TASK DETAILS: Here are some entries; quote each one exactly.
─── INPUT ROWS ───
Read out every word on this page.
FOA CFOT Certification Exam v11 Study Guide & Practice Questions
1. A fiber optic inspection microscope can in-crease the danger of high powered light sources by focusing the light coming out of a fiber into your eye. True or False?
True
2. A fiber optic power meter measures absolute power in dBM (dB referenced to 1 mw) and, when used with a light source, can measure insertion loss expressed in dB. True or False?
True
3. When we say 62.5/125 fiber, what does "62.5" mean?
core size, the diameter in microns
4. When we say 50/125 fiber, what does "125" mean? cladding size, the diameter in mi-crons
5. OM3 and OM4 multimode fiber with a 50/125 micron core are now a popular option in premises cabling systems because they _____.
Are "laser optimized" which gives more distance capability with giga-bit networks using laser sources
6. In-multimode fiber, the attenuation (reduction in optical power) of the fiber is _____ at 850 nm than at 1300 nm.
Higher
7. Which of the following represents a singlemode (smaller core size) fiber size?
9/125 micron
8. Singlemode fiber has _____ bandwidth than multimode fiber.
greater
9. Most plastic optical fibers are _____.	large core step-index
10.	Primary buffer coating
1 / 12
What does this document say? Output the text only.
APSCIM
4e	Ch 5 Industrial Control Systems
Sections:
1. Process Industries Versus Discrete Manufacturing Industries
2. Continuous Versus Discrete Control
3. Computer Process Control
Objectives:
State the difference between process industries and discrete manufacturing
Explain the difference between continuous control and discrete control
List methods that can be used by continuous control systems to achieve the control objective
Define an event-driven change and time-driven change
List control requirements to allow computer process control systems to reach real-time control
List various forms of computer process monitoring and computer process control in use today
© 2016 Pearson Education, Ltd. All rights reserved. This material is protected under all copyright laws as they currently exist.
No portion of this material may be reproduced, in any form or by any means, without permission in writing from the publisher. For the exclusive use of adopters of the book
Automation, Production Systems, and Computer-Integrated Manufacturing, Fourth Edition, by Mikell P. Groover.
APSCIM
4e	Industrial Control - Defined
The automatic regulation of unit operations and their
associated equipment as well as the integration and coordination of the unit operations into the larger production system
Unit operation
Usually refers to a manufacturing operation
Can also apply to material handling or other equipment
───
OUTPUT OF THE TASK:
Read out every word on this page.
FOA CFOT Certification Exam v11 Study Guide & Practice Questions
1. A fiber optic inspection microscope can in-crease the danger of high powered light sources by focusing the light coming out of a fiber into your eye. True or False?
True
2. A fiber optic power meter measures absolute power in dBM (dB referenced to 1 mw) and, when used with a light source, can measure insertion loss expressed in dB. True or False?
True
3. When we say 62.5/125 fiber, what does "62.5" mean?
core size, the diameter in microns
4. When we say 50/125 fiber, what does "125" mean? cladding size, the diameter in mi-crons
5. OM3 and OM4 multimode fiber with a 50/125 micron core are now a popular option in premises cabling systems because they _____.
Are "laser optimized" which gives more distance capability with giga-bit networks using laser sources
6. In-multimode fiber, the attenuation (reduction in optical power) of the fiber is _____ at 850 nm than at 1300 nm.
Higher
7. Which of the following represents a singlemode (smaller core size) fiber size?
9/125 micron
8. Singlemode fiber has _____ bandwidth than multimode fiber.
greater
9. Most plastic optical fibers are _____.	large core step-index
10.	Primary buffer coating
1 / 12
What does this document say? Output the text only.
APSCIM
4e	Ch 5 Industrial Control Systems
Sections:
1. Process Industries Versus Discrete Manufacturing Industries
2. Continuous Versus Discrete Control
3. Computer Process Control
Objectives:
State the difference between process industries and discrete manufacturing
Explain the difference between continuous control and discrete control
List methods that can be used by continuous control systems to achieve the control objective
Define an event-driven change and time-driven change
List control requirements to allow computer process control systems to reach real-time control
List various forms of computer process monitoring and computer process control in use today
© 2016 Pearson Education, Ltd. All rights reserved. This material is protected under all copyright laws as they currently exist.
No portion of this material may be reproduced, in any form or by any means, without permission in writing from the publisher. For the exclusive use of adopters of the book
Automation, Production Systems, and Computer-Integrated Manufacturing, Fourth Edition, by Mikell P. Groover.
APSCIM
4e	Industrial Control - Defined
The automatic regulation of unit operations and their
associated equipment as well as the integration and coordination of the unit operations into the larger production system
Unit operation
Usually refers to a manufacturing operation
Can also apply to material handling or other equipment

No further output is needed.